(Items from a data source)
/---
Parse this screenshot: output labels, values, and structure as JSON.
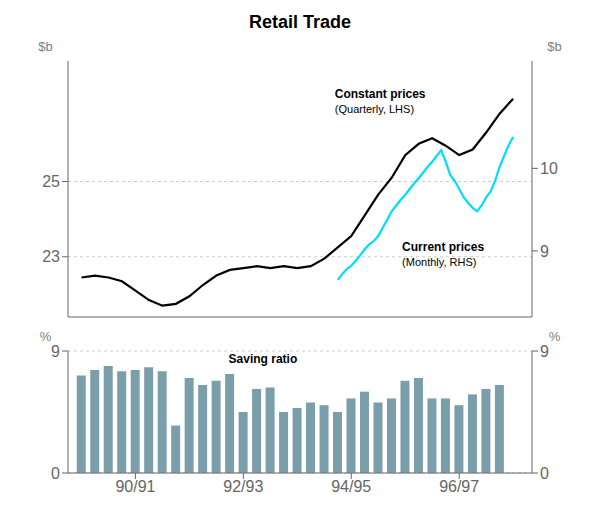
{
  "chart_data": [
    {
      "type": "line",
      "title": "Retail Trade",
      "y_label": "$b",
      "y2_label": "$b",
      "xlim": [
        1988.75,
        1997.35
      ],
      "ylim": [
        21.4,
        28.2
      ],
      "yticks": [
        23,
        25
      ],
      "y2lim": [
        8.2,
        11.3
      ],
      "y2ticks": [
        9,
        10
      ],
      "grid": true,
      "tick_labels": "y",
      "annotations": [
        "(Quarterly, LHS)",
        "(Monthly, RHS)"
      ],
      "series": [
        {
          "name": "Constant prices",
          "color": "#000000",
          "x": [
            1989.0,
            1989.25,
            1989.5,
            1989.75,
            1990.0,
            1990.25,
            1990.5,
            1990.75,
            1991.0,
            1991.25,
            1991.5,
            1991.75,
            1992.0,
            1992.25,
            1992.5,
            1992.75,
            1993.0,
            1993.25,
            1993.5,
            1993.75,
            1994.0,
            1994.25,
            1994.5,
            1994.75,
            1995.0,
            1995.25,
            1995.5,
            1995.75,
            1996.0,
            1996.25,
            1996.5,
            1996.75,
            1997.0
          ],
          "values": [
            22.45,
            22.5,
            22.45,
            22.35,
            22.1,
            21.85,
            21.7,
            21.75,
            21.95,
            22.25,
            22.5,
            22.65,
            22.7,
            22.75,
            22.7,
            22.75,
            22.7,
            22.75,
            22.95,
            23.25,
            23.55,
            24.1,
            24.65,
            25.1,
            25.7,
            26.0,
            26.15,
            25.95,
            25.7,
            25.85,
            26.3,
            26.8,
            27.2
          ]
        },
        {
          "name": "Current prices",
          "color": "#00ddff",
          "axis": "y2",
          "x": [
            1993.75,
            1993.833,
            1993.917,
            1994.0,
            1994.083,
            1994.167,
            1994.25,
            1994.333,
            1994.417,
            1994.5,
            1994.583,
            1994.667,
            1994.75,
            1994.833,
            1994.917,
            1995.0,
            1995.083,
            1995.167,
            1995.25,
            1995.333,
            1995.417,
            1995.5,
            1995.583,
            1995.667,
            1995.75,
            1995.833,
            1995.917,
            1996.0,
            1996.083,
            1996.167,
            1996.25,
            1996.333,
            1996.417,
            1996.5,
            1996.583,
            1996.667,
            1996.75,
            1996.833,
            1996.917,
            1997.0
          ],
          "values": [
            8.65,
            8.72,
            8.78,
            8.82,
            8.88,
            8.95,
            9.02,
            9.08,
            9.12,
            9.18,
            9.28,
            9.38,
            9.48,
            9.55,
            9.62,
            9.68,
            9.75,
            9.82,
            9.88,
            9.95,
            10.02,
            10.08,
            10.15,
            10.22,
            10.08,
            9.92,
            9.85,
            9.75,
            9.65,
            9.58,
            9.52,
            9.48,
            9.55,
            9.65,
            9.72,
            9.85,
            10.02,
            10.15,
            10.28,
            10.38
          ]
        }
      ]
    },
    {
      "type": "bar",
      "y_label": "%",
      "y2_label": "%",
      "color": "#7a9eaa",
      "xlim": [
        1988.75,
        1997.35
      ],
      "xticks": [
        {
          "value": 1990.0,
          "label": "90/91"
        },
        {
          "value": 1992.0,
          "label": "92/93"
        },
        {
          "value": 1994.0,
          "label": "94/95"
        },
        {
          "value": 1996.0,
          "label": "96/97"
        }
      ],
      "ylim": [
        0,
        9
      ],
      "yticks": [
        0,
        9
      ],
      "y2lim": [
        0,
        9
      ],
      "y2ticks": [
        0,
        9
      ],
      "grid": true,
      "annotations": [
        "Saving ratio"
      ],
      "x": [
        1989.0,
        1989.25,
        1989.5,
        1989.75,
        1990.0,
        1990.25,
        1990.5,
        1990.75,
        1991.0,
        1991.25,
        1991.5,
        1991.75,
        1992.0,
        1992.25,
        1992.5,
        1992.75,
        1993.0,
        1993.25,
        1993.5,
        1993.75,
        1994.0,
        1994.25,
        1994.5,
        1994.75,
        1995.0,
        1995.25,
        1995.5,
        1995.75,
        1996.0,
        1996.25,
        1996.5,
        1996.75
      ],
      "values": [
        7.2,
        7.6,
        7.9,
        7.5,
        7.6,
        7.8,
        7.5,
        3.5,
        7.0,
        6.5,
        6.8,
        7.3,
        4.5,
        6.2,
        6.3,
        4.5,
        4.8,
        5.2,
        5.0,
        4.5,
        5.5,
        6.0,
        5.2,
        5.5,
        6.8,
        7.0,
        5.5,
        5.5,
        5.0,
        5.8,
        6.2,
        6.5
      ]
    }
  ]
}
\---
What is required → Repeat the records above exactly, leaving out any pictures they contain.

Complete response →
Parse this screenshot: output labels, values, and structure as JSON.
{
  "chart_data": [
    {
      "type": "line",
      "title": "Retail Trade",
      "y_label": "$b",
      "y2_label": "$b",
      "xlim": [
        1988.75,
        1997.35
      ],
      "ylim": [
        21.4,
        28.2
      ],
      "yticks": [
        23,
        25
      ],
      "y2lim": [
        8.2,
        11.3
      ],
      "y2ticks": [
        9,
        10
      ],
      "grid": true,
      "tick_labels": "y",
      "annotations": [
        "(Quarterly, LHS)",
        "(Monthly, RHS)"
      ],
      "series": [
        {
          "name": "Constant prices",
          "color": "#000000",
          "x": [
            1989.0,
            1989.25,
            1989.5,
            1989.75,
            1990.0,
            1990.25,
            1990.5,
            1990.75,
            1991.0,
            1991.25,
            1991.5,
            1991.75,
            1992.0,
            1992.25,
            1992.5,
            1992.75,
            1993.0,
            1993.25,
            1993.5,
            1993.75,
            1994.0,
            1994.25,
            1994.5,
            1994.75,
            1995.0,
            1995.25,
            1995.5,
            1995.75,
            1996.0,
            1996.25,
            1996.5,
            1996.75,
            1997.0
          ],
          "values": [
            22.45,
            22.5,
            22.45,
            22.35,
            22.1,
            21.85,
            21.7,
            21.75,
            21.95,
            22.25,
            22.5,
            22.65,
            22.7,
            22.75,
            22.7,
            22.75,
            22.7,
            22.75,
            22.95,
            23.25,
            23.55,
            24.1,
            24.65,
            25.1,
            25.7,
            26.0,
            26.15,
            25.95,
            25.7,
            25.85,
            26.3,
            26.8,
            27.2
          ]
        },
        {
          "name": "Current prices",
          "color": "#00ddff",
          "axis": "y2",
          "x": [
            1993.75,
            1993.833,
            1993.917,
            1994.0,
            1994.083,
            1994.167,
            1994.25,
            1994.333,
            1994.417,
            1994.5,
            1994.583,
            1994.667,
            1994.75,
            1994.833,
            1994.917,
            1995.0,
            1995.083,
            1995.167,
            1995.25,
            1995.333,
            1995.417,
            1995.5,
            1995.583,
            1995.667,
            1995.75,
            1995.833,
            1995.917,
            1996.0,
            1996.083,
            1996.167,
            1996.25,
            1996.333,
            1996.417,
            1996.5,
            1996.583,
            1996.667,
            1996.75,
            1996.833,
            1996.917,
            1997.0
          ],
          "values": [
            8.65,
            8.72,
            8.78,
            8.82,
            8.88,
            8.95,
            9.02,
            9.08,
            9.12,
            9.18,
            9.28,
            9.38,
            9.48,
            9.55,
            9.62,
            9.68,
            9.75,
            9.82,
            9.88,
            9.95,
            10.02,
            10.08,
            10.15,
            10.22,
            10.08,
            9.92,
            9.85,
            9.75,
            9.65,
            9.58,
            9.52,
            9.48,
            9.55,
            9.65,
            9.72,
            9.85,
            10.02,
            10.15,
            10.28,
            10.38
          ]
        }
      ]
    },
    {
      "type": "bar",
      "y_label": "%",
      "y2_label": "%",
      "color": "#7a9eaa",
      "xlim": [
        1988.75,
        1997.35
      ],
      "xticks": [
        {
          "value": 1990.0,
          "label": "90/91"
        },
        {
          "value": 1992.0,
          "label": "92/93"
        },
        {
          "value": 1994.0,
          "label": "94/95"
        },
        {
          "value": 1996.0,
          "label": "96/97"
        }
      ],
      "ylim": [
        0,
        9
      ],
      "yticks": [
        0,
        9
      ],
      "y2lim": [
        0,
        9
      ],
      "y2ticks": [
        0,
        9
      ],
      "grid": true,
      "annotations": [
        "Saving ratio"
      ],
      "x": [
        1989.0,
        1989.25,
        1989.5,
        1989.75,
        1990.0,
        1990.25,
        1990.5,
        1990.75,
        1991.0,
        1991.25,
        1991.5,
        1991.75,
        1992.0,
        1992.25,
        1992.5,
        1992.75,
        1993.0,
        1993.25,
        1993.5,
        1993.75,
        1994.0,
        1994.25,
        1994.5,
        1994.75,
        1995.0,
        1995.25,
        1995.5,
        1995.75,
        1996.0,
        1996.25,
        1996.5,
        1996.75
      ],
      "values": [
        7.2,
        7.6,
        7.9,
        7.5,
        7.6,
        7.8,
        7.5,
        3.5,
        7.0,
        6.5,
        6.8,
        7.3,
        4.5,
        6.2,
        6.3,
        4.5,
        4.8,
        5.2,
        5.0,
        4.5,
        5.5,
        6.0,
        5.2,
        5.5,
        6.8,
        7.0,
        5.5,
        5.5,
        5.0,
        5.8,
        6.2,
        6.5
      ]
    }
  ]
}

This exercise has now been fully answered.